### WHAT IS ASKED:
Write the material out again exactly.

### INFORMATION SUPPLIED:
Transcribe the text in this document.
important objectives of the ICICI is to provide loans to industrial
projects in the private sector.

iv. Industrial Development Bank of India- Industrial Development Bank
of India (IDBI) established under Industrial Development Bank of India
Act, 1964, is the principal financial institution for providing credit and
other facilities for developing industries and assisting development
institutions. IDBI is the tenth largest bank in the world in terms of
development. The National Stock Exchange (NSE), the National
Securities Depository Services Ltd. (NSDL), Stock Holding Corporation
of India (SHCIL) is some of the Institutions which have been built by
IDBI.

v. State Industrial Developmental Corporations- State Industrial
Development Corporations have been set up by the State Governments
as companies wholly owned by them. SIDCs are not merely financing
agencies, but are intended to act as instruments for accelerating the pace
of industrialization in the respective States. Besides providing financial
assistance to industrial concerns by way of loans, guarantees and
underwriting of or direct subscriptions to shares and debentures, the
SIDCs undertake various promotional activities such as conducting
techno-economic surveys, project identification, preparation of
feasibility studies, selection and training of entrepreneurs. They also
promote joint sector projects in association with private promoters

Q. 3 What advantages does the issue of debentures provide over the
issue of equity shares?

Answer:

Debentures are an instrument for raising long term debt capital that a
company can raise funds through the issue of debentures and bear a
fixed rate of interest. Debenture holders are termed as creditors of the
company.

### OUTPUT OF THE TASK:
Transcribe the text in this document.
important objectives of the ICICI is to provide loans to industrial
projects in the private sector.

iv. Industrial Development Bank of India- Industrial Development Bank
of India (IDBI) established under Industrial Development Bank of India
Act, 1964, is the principal financial institution for providing credit and
other facilities for developing industries and assisting development
institutions. IDBI is the tenth largest bank in the world in terms of
development. The National Stock Exchange (NSE), the National
Securities Depository Services Ltd. (NSDL), Stock Holding Corporation
of India (SHCIL) is some of the Institutions which have been built by
IDBI.

v. State Industrial Developmental Corporations- State Industrial
Development Corporations have been set up by the State Governments
as companies wholly owned by them. SIDCs are not merely financing
agencies, but are intended to act as instruments for accelerating the pace
of industrialization in the respective States. Besides providing financial
assistance to industrial concerns by way of loans, guarantees and
underwriting of or direct subscriptions to shares and debentures, the
SIDCs undertake various promotional activities such as conducting
techno-economic surveys, project identification, preparation of
feasibility studies, selection and training of entrepreneurs. They also
promote joint sector projects in association with private promoters

Q. 3 What advantages does the issue of debentures provide over the
issue of equity shares?

Answer:

Debentures are an instrument for raising long term debt capital that a
company can raise funds through the issue of debentures and bear a
fixed rate of interest. Debenture holders are termed as creditors of the
company.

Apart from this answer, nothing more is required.